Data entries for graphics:
--------------------------------------------------
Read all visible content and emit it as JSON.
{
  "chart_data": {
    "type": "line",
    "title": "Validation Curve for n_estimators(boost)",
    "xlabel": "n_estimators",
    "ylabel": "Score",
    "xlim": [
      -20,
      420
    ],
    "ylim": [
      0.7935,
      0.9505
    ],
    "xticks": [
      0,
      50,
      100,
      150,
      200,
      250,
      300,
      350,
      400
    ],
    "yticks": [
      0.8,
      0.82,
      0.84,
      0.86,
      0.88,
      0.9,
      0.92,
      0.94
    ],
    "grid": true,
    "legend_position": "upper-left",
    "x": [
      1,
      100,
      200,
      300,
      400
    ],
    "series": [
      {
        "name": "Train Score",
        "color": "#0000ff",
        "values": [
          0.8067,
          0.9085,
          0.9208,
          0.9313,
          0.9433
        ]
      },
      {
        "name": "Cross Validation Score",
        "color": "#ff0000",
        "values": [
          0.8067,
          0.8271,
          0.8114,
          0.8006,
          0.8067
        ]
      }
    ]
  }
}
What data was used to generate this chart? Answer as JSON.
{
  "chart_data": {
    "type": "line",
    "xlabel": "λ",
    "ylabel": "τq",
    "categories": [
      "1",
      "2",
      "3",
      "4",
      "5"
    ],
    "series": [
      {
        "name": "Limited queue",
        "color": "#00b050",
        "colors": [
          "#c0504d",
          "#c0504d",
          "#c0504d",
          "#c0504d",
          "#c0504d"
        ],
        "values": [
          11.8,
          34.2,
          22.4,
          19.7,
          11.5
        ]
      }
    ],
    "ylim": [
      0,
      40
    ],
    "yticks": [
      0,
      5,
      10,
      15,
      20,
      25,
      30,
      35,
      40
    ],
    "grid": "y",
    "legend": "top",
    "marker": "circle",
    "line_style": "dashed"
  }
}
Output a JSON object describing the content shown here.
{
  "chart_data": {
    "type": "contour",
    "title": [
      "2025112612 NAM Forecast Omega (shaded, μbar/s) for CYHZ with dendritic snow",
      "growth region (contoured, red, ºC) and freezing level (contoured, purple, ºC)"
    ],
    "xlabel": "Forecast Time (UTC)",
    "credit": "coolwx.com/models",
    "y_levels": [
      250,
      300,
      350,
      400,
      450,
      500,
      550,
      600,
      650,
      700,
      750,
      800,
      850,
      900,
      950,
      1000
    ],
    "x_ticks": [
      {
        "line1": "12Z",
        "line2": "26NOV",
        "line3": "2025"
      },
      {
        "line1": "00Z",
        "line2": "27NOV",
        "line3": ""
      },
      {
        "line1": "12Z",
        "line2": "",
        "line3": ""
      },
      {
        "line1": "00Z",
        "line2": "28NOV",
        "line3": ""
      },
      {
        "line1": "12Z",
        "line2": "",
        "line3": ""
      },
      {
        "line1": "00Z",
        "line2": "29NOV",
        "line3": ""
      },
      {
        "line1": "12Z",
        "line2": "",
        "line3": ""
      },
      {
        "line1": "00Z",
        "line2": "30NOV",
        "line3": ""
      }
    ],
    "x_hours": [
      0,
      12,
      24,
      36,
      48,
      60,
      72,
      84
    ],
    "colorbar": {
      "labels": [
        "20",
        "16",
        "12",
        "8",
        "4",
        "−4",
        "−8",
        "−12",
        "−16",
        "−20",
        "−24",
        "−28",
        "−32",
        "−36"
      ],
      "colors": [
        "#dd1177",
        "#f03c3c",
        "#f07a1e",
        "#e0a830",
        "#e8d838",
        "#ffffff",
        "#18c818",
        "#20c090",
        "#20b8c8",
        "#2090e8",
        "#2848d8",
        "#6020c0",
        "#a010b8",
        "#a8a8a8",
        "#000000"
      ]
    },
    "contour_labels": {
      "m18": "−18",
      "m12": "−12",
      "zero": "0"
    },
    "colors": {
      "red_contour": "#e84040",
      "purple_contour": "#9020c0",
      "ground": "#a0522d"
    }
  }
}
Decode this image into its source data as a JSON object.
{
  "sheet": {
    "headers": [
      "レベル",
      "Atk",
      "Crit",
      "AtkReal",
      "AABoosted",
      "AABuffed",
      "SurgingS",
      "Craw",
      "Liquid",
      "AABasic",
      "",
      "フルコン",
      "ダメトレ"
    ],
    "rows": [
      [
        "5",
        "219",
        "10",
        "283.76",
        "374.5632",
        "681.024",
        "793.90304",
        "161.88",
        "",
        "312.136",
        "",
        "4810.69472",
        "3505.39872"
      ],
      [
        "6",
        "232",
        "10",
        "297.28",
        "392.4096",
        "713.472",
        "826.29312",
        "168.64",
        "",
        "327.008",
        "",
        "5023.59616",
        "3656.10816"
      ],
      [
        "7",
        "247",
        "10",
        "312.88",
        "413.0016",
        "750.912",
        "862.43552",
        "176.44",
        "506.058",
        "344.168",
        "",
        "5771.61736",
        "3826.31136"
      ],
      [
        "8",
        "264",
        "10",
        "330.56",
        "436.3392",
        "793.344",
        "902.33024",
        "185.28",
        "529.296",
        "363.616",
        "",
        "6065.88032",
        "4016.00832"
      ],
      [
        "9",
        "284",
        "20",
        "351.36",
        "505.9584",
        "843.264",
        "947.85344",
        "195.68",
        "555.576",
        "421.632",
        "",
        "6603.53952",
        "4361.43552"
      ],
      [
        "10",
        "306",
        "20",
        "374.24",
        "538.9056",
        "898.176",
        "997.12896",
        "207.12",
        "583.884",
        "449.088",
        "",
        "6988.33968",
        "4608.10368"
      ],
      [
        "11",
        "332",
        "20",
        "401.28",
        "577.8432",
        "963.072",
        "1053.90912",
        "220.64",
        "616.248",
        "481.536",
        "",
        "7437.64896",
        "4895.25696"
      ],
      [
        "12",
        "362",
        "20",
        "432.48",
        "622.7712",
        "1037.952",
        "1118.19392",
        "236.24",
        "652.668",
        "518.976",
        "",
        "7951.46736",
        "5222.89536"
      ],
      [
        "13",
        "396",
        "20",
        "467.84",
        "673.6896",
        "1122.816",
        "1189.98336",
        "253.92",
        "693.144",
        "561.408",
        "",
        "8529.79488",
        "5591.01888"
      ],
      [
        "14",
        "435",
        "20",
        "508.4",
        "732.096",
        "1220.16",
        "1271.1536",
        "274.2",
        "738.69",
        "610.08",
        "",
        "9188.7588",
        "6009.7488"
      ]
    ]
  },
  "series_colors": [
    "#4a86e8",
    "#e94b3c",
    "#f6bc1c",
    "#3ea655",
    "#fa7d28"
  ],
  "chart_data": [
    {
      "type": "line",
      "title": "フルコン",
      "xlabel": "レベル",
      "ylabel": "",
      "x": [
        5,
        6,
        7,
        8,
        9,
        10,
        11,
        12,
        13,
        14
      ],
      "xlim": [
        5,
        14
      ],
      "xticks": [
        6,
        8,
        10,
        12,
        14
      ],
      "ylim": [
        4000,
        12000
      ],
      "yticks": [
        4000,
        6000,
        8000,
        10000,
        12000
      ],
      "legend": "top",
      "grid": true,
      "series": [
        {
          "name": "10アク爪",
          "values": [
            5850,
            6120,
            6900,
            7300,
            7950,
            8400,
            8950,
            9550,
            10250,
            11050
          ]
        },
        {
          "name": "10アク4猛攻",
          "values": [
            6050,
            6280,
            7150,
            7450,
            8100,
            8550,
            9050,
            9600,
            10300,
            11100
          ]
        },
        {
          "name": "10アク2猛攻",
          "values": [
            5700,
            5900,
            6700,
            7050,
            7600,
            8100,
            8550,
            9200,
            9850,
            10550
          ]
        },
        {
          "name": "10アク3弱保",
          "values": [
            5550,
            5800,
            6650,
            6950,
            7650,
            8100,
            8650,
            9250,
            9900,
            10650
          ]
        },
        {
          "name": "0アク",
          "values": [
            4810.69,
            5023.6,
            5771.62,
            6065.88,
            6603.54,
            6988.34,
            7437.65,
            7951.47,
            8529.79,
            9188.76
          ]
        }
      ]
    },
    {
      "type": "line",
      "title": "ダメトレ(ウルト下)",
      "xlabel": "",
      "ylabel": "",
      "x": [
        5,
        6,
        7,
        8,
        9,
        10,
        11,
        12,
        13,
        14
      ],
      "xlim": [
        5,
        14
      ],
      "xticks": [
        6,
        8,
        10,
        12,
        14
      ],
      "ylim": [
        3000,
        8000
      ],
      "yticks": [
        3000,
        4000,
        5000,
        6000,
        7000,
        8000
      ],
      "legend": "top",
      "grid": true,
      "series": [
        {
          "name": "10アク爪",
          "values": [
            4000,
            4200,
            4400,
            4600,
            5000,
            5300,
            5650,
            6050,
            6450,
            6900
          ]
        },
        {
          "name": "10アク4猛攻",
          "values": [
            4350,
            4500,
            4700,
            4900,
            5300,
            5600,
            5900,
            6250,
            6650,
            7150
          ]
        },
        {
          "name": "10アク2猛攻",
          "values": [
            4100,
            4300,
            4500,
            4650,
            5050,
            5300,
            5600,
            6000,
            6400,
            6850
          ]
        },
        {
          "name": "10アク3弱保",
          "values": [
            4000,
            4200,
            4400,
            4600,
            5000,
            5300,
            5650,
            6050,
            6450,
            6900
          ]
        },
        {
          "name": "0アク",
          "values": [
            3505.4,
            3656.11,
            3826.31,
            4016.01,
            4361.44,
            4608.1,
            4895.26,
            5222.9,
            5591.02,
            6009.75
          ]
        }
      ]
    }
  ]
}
--------------------------------------------------
» WHAT YOU HAVE TO DO
Take every line containing the word "object" and copy it.

» OUTPUT
Output a JSON object describing the content shown here.
Decode this image into its source data as a JSON object.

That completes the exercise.